» YOUR OBJECTIVE: Determine how many lines contain the string "Journal" and reply with that number alone.

___ RECORDS FOR THIS EXERCISE ___

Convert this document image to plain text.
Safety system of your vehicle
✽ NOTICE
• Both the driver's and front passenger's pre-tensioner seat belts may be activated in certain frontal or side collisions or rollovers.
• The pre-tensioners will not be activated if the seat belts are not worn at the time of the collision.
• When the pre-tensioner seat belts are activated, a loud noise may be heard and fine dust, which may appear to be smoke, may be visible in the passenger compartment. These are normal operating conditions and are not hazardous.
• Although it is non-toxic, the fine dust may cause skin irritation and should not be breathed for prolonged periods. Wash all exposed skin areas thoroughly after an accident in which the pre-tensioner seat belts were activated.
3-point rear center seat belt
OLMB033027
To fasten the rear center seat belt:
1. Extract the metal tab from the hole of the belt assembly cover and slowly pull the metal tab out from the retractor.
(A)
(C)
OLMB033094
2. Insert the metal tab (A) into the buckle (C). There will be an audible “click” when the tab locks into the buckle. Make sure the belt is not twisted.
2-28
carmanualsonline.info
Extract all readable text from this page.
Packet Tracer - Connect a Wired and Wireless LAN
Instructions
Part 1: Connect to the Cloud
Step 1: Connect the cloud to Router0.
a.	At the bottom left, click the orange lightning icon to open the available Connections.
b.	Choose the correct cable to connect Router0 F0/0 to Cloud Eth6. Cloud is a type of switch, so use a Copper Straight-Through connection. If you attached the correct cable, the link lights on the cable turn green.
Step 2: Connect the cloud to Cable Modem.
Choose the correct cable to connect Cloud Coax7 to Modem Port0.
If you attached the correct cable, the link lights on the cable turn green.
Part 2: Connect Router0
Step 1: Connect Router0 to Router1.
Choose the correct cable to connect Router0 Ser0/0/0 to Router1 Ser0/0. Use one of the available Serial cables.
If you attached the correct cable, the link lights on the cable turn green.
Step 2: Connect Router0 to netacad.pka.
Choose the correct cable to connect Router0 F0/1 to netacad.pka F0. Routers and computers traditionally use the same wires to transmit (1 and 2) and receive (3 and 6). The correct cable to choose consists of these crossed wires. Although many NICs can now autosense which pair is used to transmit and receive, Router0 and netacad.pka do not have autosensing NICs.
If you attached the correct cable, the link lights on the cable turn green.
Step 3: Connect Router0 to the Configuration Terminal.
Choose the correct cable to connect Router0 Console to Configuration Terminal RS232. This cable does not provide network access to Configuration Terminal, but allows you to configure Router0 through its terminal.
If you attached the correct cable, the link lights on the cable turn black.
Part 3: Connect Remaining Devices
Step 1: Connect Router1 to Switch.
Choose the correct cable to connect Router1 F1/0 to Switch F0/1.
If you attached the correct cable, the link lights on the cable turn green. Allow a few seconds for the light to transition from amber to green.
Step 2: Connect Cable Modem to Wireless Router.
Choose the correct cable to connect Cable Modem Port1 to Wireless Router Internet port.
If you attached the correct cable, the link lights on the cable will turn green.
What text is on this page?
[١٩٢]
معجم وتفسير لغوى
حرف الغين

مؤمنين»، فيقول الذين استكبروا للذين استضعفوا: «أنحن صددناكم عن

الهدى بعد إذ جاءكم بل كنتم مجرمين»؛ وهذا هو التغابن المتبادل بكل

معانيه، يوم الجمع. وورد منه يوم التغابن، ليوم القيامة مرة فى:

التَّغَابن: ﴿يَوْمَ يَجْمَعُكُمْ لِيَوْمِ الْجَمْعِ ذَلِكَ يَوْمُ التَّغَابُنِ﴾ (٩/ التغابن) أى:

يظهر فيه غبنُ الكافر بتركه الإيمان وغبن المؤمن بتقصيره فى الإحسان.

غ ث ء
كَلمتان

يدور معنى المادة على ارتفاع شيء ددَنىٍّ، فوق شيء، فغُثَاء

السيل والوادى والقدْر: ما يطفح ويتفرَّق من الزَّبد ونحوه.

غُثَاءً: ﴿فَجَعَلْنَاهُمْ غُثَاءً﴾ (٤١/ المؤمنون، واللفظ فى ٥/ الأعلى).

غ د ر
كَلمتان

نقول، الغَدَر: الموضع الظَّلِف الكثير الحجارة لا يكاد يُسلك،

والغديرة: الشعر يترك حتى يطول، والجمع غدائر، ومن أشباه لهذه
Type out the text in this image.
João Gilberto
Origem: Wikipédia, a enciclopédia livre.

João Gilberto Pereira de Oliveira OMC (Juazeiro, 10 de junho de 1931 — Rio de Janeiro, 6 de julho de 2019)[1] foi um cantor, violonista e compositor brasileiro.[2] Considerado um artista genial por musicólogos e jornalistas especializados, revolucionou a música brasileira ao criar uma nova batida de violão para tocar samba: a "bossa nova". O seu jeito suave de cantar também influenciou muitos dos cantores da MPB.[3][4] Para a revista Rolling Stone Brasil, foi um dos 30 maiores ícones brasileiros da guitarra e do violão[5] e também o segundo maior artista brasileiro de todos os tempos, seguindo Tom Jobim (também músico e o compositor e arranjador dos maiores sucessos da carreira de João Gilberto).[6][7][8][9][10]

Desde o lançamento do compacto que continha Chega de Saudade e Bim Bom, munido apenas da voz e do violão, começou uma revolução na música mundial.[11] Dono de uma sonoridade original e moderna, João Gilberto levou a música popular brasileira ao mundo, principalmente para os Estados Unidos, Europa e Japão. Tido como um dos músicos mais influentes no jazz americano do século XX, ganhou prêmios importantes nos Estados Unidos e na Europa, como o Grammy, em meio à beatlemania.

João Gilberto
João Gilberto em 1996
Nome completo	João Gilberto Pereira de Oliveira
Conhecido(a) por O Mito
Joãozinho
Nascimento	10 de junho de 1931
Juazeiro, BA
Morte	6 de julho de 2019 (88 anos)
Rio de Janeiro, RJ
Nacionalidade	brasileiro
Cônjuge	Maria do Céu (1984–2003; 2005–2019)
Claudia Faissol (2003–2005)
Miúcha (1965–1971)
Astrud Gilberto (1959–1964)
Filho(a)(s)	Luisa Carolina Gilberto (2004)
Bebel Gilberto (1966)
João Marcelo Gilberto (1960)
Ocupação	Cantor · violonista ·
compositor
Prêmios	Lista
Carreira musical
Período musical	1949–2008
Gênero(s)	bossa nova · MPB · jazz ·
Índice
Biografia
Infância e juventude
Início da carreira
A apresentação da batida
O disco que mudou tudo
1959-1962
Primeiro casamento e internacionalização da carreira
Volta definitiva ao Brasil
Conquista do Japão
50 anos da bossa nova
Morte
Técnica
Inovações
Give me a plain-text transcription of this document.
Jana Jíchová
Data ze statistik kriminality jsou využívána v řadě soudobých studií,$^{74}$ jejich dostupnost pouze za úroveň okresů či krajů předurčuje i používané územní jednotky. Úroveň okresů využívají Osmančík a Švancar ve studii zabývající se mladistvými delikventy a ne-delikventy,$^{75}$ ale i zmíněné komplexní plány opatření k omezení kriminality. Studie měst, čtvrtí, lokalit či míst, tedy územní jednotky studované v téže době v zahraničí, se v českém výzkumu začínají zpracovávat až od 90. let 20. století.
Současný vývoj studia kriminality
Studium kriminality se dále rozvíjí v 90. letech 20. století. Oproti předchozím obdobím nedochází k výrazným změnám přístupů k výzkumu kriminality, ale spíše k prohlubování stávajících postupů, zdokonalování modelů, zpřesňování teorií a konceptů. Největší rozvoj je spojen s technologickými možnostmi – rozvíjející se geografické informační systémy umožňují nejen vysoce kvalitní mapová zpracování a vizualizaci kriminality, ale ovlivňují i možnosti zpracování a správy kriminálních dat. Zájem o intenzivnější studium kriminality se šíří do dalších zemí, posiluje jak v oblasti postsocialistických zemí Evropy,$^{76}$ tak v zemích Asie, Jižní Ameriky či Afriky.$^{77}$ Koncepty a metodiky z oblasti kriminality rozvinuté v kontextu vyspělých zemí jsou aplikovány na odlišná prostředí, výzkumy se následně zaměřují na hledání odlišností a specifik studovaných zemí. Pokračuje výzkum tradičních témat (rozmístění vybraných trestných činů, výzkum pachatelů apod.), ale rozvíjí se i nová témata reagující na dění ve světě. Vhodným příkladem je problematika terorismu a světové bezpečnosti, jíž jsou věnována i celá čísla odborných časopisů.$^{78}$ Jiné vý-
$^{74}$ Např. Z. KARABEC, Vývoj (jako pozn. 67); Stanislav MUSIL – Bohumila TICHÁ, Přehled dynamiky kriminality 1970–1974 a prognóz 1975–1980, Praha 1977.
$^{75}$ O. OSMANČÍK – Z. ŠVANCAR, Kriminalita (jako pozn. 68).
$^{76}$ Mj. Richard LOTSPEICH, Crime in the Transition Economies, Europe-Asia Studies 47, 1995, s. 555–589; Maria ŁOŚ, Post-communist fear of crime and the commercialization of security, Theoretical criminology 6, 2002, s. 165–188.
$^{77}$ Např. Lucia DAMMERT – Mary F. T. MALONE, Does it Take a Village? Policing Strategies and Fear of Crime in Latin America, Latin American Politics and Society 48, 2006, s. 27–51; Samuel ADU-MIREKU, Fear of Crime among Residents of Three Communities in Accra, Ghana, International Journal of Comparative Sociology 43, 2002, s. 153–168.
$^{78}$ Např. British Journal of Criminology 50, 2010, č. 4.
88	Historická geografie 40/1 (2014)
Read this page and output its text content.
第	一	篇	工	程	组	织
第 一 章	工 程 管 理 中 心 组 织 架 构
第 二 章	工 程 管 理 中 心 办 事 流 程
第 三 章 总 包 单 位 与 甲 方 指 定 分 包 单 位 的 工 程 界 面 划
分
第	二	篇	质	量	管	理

___

» ANSWER FOR THE TASK: 2